→ **Goal**: Output the lines from the line with "answer-line <box>144 315 190 316</box>" to the line with "answer-line <box>298 315 344 316</box>" as a Markdown table with columns Row and Line, leaving out blank lines.

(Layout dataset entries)
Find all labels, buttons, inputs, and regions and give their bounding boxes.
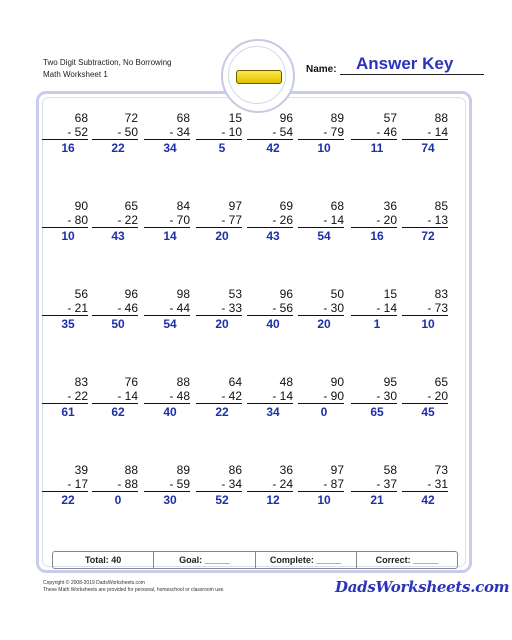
answer-line <box>144 315 190 316</box>
subtrahend: - 30 <box>323 301 344 315</box>
score-bar <box>52 551 458 569</box>
answer-line <box>92 227 138 228</box>
subtrahend: - 90 <box>323 389 344 403</box>
answer-line <box>298 139 344 140</box>
minuend: 57 <box>383 111 397 125</box>
subtrahend: - 22 <box>67 389 88 403</box>
subtraction-problem <box>92 111 138 155</box>
subtrahend: - 34 <box>169 125 190 139</box>
minuend: 89 <box>330 111 344 125</box>
minuend: 36 <box>279 463 293 477</box>
minuend: 90 <box>74 199 88 213</box>
subtrahend: - 37 <box>376 477 397 491</box>
subtrahend: - 10 <box>221 125 242 139</box>
subtraction-problem <box>196 287 242 331</box>
answer-line <box>298 315 344 316</box>
answer-key-heading: Answer Key <box>356 54 454 73</box>
subtrahend: - 56 <box>272 301 293 315</box>
answer-line <box>247 139 293 140</box>
answer-line <box>351 227 397 228</box>
answer: 65 <box>370 405 384 419</box>
minuend: 65 <box>124 199 138 213</box>
subtrahend: - 48 <box>169 389 190 403</box>
subtrahend: - 31 <box>427 477 448 491</box>
answer: 72 <box>421 229 435 243</box>
answer: 0 <box>114 493 122 507</box>
subtrahend: - 73 <box>427 301 448 315</box>
answer-line <box>351 139 397 140</box>
answer: 5 <box>218 141 226 155</box>
answer: 74 <box>421 141 435 155</box>
problem-row <box>40 199 472 249</box>
subtrahend: - 33 <box>221 301 242 315</box>
subtraction-problem <box>196 463 242 507</box>
answer-line <box>402 227 448 228</box>
answer: 1 <box>373 317 381 331</box>
answer: 10 <box>317 141 331 155</box>
answer: 10 <box>317 493 331 507</box>
minuend: 65 <box>434 375 448 389</box>
subtraction-problem <box>247 375 293 419</box>
subtraction-problem <box>42 375 88 419</box>
subtraction-problem <box>92 463 138 507</box>
name-field <box>306 54 486 78</box>
answer-line <box>144 227 190 228</box>
subtrahend: - 24 <box>272 477 293 491</box>
minuend: 64 <box>228 375 242 389</box>
subtrahend: - 80 <box>67 213 88 227</box>
minuend: 76 <box>124 375 138 389</box>
subtraction-problem <box>144 199 190 243</box>
minuend: 53 <box>228 287 242 301</box>
subtrahend: - 14 <box>272 389 293 403</box>
answer: 10 <box>421 317 435 331</box>
answer-line <box>196 491 242 492</box>
minuend: 72 <box>124 111 138 125</box>
answer-line <box>42 139 88 140</box>
answer: 50 <box>111 317 125 331</box>
subtrahend: - 79 <box>323 125 344 139</box>
answer: 12 <box>266 493 280 507</box>
answer: 61 <box>61 405 75 419</box>
answer-line <box>196 315 242 316</box>
minuend: 90 <box>330 375 344 389</box>
minuend: 97 <box>330 463 344 477</box>
answer-line <box>402 491 448 492</box>
subtrahend: - 21 <box>67 301 88 315</box>
problem-row <box>40 463 472 513</box>
answer-line <box>247 227 293 228</box>
name-underline <box>340 74 484 75</box>
answer: 54 <box>163 317 177 331</box>
answer-line <box>144 491 190 492</box>
answer-line <box>298 491 344 492</box>
subtraction-problem <box>351 463 397 507</box>
answer: 14 <box>163 229 177 243</box>
answer-line <box>42 403 88 404</box>
answer-line <box>298 403 344 404</box>
subtraction-problem <box>351 375 397 419</box>
subtraction-problem <box>144 463 190 507</box>
subtraction-problem <box>92 287 138 331</box>
answer-line <box>92 403 138 404</box>
answer-line <box>196 139 242 140</box>
subtrahend: - 20 <box>427 389 448 403</box>
answer-line <box>402 403 448 404</box>
brand-logo: DadsWorksheets.com <box>335 578 510 596</box>
minuend: 86 <box>228 463 242 477</box>
minuend: 88 <box>176 375 190 389</box>
answer-line <box>402 139 448 140</box>
subtraction-problem <box>42 463 88 507</box>
subtrahend: - 44 <box>169 301 190 315</box>
answer-line <box>92 491 138 492</box>
subtrahend: - 14 <box>117 389 138 403</box>
subtraction-problem <box>351 199 397 243</box>
answer: 40 <box>266 317 280 331</box>
worksheet-title-line1: Two Digit Subtraction, No Borrowing <box>43 58 172 67</box>
answer: 20 <box>317 317 331 331</box>
subtraction-problem <box>42 199 88 243</box>
subtraction-problem <box>247 463 293 507</box>
answer-line <box>144 139 190 140</box>
answer: 0 <box>320 405 328 419</box>
subtraction-problem <box>298 287 344 331</box>
answer-line <box>42 491 88 492</box>
minuend: 84 <box>176 199 190 213</box>
subtrahend: - 13 <box>427 213 448 227</box>
total-cell: Total: 40 <box>53 552 154 568</box>
minuend: 83 <box>74 375 88 389</box>
minuend: 96 <box>279 287 293 301</box>
answer: 43 <box>266 229 280 243</box>
subtraction-problem <box>144 375 190 419</box>
subtrahend: - 77 <box>221 213 242 227</box>
copyright-line2: These Math Worksheets are provided for personal, homeschool or classroom use. <box>43 587 225 593</box>
subtraction-problem <box>92 199 138 243</box>
minuend: 83 <box>434 287 448 301</box>
answer-line <box>402 315 448 316</box>
subtrahend: - 42 <box>221 389 242 403</box>
subtraction-problem <box>298 463 344 507</box>
minuend: 69 <box>279 199 293 213</box>
subtrahend: - 14 <box>323 213 344 227</box>
answer: 45 <box>421 405 435 419</box>
minuend: 68 <box>176 111 190 125</box>
worksheet-title <box>43 57 172 81</box>
subtraction-problem <box>247 111 293 155</box>
answer-line <box>92 139 138 140</box>
subtraction-problem <box>402 375 448 419</box>
subtrahend: - 17 <box>67 477 88 491</box>
pencil-icon <box>236 70 282 84</box>
answer-line <box>351 315 397 316</box>
minuend: 58 <box>383 463 397 477</box>
answer: 22 <box>215 405 229 419</box>
subtraction-problem <box>42 111 88 155</box>
answer: 54 <box>317 229 331 243</box>
answer-line <box>42 315 88 316</box>
subtraction-problem <box>247 287 293 331</box>
subtraction-problem <box>144 287 190 331</box>
subtrahend: - 14 <box>427 125 448 139</box>
minuend: 50 <box>330 287 344 301</box>
minuend: 68 <box>74 111 88 125</box>
minuend: 96 <box>124 287 138 301</box>
minuend: 96 <box>279 111 293 125</box>
complete-cell: Complete: _____ <box>256 552 357 568</box>
minuend: 89 <box>176 463 190 477</box>
subtraction-problem <box>402 199 448 243</box>
answer: 42 <box>266 141 280 155</box>
answer: 22 <box>111 141 125 155</box>
subtrahend: - 87 <box>323 477 344 491</box>
subtraction-problem <box>298 111 344 155</box>
answer-line <box>247 315 293 316</box>
answer: 52 <box>215 493 229 507</box>
subtraction-problem <box>402 287 448 331</box>
minuend: 48 <box>279 375 293 389</box>
answer-line <box>247 403 293 404</box>
subtrahend: - 46 <box>117 301 138 315</box>
minuend: 68 <box>330 199 344 213</box>
answer-line <box>351 491 397 492</box>
answer-line <box>42 227 88 228</box>
answer: 34 <box>163 141 177 155</box>
minuend: 97 <box>228 199 242 213</box>
problem-row <box>40 375 472 425</box>
answer: 16 <box>370 229 384 243</box>
subtrahend: - 34 <box>221 477 242 491</box>
answer: 40 <box>163 405 177 419</box>
subtrahend: - 20 <box>376 213 397 227</box>
answer: 16 <box>61 141 75 155</box>
subtrahend: - 30 <box>376 389 397 403</box>
problem-row <box>40 287 472 337</box>
subtraction-problem <box>42 287 88 331</box>
worksheet-title-line2: Math Worksheet 1 <box>43 70 108 79</box>
minuend: 85 <box>434 199 448 213</box>
subtrahend: - 52 <box>67 125 88 139</box>
subtrahend: - 14 <box>376 301 397 315</box>
copyright-notice <box>43 580 225 594</box>
minuend: 39 <box>74 463 88 477</box>
subtrahend: - 59 <box>169 477 190 491</box>
answer: 34 <box>266 405 280 419</box>
subtraction-problem <box>298 375 344 419</box>
subtraction-problem <box>144 111 190 155</box>
subtraction-problem <box>92 375 138 419</box>
answer: 20 <box>215 317 229 331</box>
answer: 10 <box>61 229 75 243</box>
subtraction-problem <box>196 111 242 155</box>
answer: 62 <box>111 405 125 419</box>
answer-line <box>144 403 190 404</box>
answer: 43 <box>111 229 125 243</box>
minuend: 15 <box>383 287 397 301</box>
goal-cell: Goal: _____ <box>154 552 255 568</box>
subtraction-problem <box>247 199 293 243</box>
answer: 30 <box>163 493 177 507</box>
subtrahend: - 22 <box>117 213 138 227</box>
copyright-line1: Copyright © 2008-2019 DadsWorksheets.com <box>43 580 145 586</box>
answer: 21 <box>370 493 384 507</box>
answer-line <box>196 227 242 228</box>
answer-line <box>247 491 293 492</box>
subtrahend: - 50 <box>117 125 138 139</box>
answer: 22 <box>61 493 75 507</box>
answer-line <box>298 227 344 228</box>
minuend: 36 <box>383 199 397 213</box>
subtrahend: - 26 <box>272 213 293 227</box>
answer: 11 <box>370 141 384 155</box>
answer-line <box>351 403 397 404</box>
minuend: 73 <box>434 463 448 477</box>
answer: 35 <box>61 317 75 331</box>
pencil-badge <box>221 39 295 113</box>
answer: 20 <box>215 229 229 243</box>
subtrahend: - 88 <box>117 477 138 491</box>
subtraction-problem <box>402 111 448 155</box>
subtrahend: - 46 <box>376 125 397 139</box>
subtraction-problem <box>351 111 397 155</box>
subtraction-problem <box>402 463 448 507</box>
subtraction-problem <box>196 375 242 419</box>
subtraction-problem <box>351 287 397 331</box>
correct-cell: Correct: _____ <box>375 555 439 565</box>
name-label: Name: <box>306 64 337 75</box>
answer-line <box>196 403 242 404</box>
minuend: 88 <box>434 111 448 125</box>
problem-row <box>40 111 472 161</box>
subtraction-problem <box>196 199 242 243</box>
answer: 42 <box>421 493 435 507</box>
minuend: 15 <box>228 111 242 125</box>
minuend: 98 <box>176 287 190 301</box>
subtraction-problem <box>298 199 344 243</box>
minuend: 88 <box>124 463 138 477</box>
subtrahend: - 54 <box>272 125 293 139</box>
minuend: 95 <box>383 375 397 389</box>
answer-line <box>92 315 138 316</box>
subtrahend: - 70 <box>169 213 190 227</box>
minuend: 56 <box>74 287 88 301</box>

→ **Exercise result**:
| Row | Line |
|---|---|
| 1 | answer-line <box>144 315 190 316</box> |
| 2 | subtrahend: - 30 <box>323 301 344 315</box> |
| 3 | score-bar <box>52 551 458 569</box> |
| 4 | answer-line <box>92 227 138 228</box> |
| 5 | subtrahend: - 90 <box>323 389 344 403</box> |
| 6 | answer-line <box>298 139 344 140</box> |
| 7 | minuend: 57 <box>383 111 397 125</box> |
| 8 | subtrahend: - 22 <box>67 389 88 403</box> |
| 9 | subtraction-problem <box>92 111 138 155</box> |
| 10 | subtrahend: - 34 <box>169 125 190 139</box> |
| 11 | minuend: 89 <box>330 111 344 125</box> |
| 12 | minuend: 36 <box>279 463 293 477</box> |
| 13 | minuend: 90 <box>74 199 88 213</box> |
| 14 | subtrahend: - 37 <box>376 477 397 491</box> |
| 15 | subtrahend: - 10 <box>221 125 242 139</box> |
| 16 | subtraction-problem <box>196 287 242 331</box> |
| 17 | answer-line <box>298 315 344 316</box> |